→ Given instruction
Go through the data below. List every line that holds the word "eteams".

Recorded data

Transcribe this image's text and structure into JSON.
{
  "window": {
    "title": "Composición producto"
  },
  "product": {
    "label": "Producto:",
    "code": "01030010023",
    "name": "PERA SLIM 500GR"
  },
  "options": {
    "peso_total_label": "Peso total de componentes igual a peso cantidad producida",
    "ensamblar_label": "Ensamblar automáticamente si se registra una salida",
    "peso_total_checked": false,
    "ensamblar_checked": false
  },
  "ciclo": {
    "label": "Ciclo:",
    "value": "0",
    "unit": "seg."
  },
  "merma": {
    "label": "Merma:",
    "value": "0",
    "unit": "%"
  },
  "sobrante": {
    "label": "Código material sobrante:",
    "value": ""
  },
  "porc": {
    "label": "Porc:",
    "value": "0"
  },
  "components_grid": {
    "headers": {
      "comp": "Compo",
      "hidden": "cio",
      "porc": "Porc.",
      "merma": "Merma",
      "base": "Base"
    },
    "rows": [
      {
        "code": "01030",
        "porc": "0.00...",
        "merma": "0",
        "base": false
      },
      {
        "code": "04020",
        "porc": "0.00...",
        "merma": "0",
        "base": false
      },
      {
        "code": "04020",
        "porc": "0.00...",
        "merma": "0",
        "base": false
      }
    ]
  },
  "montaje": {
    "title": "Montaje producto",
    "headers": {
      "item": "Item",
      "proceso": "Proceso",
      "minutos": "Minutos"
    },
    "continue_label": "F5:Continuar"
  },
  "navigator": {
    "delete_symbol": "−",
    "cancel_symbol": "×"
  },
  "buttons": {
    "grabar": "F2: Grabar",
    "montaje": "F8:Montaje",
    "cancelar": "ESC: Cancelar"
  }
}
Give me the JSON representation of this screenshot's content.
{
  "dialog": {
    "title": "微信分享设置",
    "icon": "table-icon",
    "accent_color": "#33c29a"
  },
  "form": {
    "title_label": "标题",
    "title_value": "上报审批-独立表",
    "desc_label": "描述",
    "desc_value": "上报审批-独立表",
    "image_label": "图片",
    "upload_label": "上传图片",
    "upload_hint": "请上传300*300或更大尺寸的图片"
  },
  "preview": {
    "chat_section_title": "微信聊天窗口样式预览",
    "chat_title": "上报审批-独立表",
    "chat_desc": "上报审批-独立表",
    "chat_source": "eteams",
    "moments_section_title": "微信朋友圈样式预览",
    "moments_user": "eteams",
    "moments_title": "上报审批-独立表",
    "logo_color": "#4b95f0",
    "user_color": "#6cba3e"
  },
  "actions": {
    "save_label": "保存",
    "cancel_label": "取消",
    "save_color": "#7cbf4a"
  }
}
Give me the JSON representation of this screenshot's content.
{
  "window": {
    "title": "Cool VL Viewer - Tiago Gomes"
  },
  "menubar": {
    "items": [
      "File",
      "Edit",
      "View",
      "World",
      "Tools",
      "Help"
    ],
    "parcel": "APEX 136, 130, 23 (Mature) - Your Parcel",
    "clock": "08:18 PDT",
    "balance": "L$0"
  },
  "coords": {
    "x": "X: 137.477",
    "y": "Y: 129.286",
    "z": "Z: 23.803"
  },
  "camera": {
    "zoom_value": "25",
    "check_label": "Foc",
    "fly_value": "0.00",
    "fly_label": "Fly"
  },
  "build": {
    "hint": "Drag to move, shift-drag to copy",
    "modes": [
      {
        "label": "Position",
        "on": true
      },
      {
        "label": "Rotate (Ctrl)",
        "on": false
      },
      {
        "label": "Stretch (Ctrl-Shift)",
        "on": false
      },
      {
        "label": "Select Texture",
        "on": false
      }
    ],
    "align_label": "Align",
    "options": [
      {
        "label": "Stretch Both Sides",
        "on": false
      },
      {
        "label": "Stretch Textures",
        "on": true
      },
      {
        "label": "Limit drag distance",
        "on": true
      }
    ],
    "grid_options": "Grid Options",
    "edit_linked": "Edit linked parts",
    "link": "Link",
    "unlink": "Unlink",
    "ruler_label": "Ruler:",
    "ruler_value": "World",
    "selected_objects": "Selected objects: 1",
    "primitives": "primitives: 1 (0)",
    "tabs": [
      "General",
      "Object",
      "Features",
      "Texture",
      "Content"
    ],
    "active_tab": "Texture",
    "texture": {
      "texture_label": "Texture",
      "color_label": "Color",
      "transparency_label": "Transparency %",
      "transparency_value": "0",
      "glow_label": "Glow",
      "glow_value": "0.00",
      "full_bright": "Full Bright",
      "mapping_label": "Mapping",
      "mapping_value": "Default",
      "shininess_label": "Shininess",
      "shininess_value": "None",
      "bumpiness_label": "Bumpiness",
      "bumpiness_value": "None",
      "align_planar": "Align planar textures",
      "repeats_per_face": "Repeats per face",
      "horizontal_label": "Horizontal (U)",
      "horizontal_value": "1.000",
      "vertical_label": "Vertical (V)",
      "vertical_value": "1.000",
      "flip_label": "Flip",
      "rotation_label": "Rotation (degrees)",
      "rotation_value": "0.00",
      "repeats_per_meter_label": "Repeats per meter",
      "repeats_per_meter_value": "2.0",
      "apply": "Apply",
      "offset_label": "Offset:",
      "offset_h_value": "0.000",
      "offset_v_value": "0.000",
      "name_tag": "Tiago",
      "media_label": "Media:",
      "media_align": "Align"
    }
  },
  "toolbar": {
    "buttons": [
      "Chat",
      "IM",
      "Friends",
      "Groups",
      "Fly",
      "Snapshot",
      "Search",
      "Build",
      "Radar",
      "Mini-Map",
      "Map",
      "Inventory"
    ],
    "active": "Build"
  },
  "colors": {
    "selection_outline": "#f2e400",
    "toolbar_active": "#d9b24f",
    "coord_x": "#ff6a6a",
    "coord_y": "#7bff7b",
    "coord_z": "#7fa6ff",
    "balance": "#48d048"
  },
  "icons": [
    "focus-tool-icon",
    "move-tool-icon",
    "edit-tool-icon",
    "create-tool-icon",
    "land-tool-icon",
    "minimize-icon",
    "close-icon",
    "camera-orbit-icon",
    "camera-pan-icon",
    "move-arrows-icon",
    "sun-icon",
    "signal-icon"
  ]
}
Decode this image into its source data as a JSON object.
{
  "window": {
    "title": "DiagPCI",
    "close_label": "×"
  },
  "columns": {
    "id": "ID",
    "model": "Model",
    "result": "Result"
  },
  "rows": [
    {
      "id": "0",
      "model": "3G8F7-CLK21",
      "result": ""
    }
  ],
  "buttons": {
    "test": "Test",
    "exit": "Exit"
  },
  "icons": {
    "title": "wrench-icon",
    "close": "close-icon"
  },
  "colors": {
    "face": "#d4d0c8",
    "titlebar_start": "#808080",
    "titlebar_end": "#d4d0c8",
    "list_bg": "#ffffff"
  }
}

→ Expected output
    "chat_source": "eteams",
    "moments_user": "eteams",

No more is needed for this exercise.